▸ **THE TASK**:
Render the material as a numbered list with blank lines omitted, starting at its first line and ending at the line that contains "colorbar-segment [1722,1065,1755,1097]", both included.

▸ **GIVEN RECORDS**:

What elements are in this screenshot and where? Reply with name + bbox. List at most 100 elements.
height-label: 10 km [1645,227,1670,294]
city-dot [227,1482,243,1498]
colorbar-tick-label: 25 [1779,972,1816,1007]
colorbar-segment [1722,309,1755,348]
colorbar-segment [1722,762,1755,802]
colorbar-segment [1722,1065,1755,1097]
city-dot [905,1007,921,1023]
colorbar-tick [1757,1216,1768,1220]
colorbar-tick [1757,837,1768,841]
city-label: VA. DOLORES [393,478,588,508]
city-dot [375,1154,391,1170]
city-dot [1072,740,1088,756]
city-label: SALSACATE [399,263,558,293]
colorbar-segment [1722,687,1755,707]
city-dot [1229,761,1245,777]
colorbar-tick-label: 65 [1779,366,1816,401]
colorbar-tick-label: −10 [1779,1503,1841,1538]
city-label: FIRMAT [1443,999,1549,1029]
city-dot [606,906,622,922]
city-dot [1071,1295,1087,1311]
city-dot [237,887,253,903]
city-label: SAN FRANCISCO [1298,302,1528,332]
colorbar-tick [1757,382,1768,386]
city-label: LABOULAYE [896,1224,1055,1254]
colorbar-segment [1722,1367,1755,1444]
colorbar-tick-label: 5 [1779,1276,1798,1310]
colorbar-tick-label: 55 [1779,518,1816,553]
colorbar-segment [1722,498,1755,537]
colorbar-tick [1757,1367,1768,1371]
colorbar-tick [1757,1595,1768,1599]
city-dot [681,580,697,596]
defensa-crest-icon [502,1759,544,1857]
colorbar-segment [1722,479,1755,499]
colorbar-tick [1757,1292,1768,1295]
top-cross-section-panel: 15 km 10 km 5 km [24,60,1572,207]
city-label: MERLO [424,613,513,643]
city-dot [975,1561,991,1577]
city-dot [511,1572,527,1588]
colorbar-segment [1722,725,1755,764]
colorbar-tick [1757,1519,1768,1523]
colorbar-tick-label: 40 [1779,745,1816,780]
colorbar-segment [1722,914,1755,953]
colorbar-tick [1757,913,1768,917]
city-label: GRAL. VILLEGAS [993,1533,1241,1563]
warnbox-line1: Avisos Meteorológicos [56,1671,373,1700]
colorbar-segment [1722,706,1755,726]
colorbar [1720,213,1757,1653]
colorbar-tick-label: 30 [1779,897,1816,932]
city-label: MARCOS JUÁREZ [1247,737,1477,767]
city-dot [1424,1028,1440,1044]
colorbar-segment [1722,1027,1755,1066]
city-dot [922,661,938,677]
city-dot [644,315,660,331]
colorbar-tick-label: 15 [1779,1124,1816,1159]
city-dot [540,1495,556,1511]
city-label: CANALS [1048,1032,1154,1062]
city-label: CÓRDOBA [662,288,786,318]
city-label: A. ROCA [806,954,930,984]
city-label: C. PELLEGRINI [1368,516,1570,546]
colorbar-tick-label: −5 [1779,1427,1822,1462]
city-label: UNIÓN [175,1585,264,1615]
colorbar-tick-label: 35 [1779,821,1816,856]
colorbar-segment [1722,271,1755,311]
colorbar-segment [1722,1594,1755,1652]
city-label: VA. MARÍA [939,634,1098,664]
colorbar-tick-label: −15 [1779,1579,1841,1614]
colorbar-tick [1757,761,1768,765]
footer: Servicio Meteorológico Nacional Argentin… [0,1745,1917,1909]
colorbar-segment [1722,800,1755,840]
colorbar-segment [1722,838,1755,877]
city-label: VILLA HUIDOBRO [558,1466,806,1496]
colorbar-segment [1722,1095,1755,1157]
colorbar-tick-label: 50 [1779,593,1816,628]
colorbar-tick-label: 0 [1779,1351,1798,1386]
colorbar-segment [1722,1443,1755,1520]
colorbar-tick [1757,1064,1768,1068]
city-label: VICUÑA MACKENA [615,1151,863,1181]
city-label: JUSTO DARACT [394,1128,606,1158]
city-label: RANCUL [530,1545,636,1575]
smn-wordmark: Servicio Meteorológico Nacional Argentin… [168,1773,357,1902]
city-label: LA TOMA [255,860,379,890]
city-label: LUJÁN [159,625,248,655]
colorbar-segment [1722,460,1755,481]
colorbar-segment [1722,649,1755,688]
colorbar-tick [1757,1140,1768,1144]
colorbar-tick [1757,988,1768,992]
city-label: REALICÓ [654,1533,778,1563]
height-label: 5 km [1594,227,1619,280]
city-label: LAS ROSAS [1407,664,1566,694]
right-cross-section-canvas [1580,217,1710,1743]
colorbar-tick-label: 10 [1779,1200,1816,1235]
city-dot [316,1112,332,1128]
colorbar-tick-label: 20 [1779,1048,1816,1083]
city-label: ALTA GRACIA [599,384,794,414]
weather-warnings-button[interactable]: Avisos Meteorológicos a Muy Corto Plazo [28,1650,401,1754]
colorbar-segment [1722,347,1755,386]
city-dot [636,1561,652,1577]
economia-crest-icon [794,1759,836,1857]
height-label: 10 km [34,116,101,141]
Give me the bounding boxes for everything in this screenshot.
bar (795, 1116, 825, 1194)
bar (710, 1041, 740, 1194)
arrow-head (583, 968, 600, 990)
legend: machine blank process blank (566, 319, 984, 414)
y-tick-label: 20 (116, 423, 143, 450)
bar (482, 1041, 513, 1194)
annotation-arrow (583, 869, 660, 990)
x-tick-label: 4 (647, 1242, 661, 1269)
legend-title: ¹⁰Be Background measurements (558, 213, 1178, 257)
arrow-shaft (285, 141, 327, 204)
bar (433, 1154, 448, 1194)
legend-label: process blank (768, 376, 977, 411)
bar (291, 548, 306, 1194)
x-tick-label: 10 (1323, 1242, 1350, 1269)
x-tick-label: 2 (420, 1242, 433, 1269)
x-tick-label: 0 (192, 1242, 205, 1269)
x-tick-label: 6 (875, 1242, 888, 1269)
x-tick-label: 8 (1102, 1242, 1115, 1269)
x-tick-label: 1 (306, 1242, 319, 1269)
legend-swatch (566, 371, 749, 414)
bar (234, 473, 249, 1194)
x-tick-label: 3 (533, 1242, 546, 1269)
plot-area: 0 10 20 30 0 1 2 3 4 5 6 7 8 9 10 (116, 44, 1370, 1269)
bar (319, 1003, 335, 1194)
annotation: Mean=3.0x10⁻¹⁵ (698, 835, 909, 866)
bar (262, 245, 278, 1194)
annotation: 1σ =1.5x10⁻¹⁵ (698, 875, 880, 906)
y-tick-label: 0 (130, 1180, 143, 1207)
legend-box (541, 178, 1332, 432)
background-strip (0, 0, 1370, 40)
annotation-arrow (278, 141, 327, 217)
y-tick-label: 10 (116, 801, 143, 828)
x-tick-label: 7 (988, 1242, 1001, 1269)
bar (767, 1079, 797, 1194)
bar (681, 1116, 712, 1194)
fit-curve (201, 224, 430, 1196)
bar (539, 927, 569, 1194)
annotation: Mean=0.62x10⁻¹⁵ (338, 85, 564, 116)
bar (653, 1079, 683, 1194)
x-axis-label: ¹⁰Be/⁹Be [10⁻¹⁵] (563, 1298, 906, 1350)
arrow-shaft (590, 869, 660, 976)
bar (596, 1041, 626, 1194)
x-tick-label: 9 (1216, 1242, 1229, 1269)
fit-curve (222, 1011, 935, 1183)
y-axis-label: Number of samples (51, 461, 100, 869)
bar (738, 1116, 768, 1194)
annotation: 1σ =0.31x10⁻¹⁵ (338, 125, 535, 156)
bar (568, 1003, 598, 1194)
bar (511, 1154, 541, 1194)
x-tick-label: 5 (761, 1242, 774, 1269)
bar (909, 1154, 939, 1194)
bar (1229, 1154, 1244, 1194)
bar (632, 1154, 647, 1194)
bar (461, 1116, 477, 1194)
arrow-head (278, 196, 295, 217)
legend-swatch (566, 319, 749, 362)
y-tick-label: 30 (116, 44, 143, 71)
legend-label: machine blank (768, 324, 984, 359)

▸ **ANSWER TO THIS EXERCISE**:
1. What elements are in this screenshot and where? Reply with name + bbox. List at most 100 elements.
2. height-label: 10 km [1645,227,1670,294]
3. city-dot [227,1482,243,1498]
4. colorbar-tick-label: 25 [1779,972,1816,1007]
5. colorbar-segment [1722,309,1755,348]
6. colorbar-segment [1722,762,1755,802]
7. colorbar-segment [1722,1065,1755,1097]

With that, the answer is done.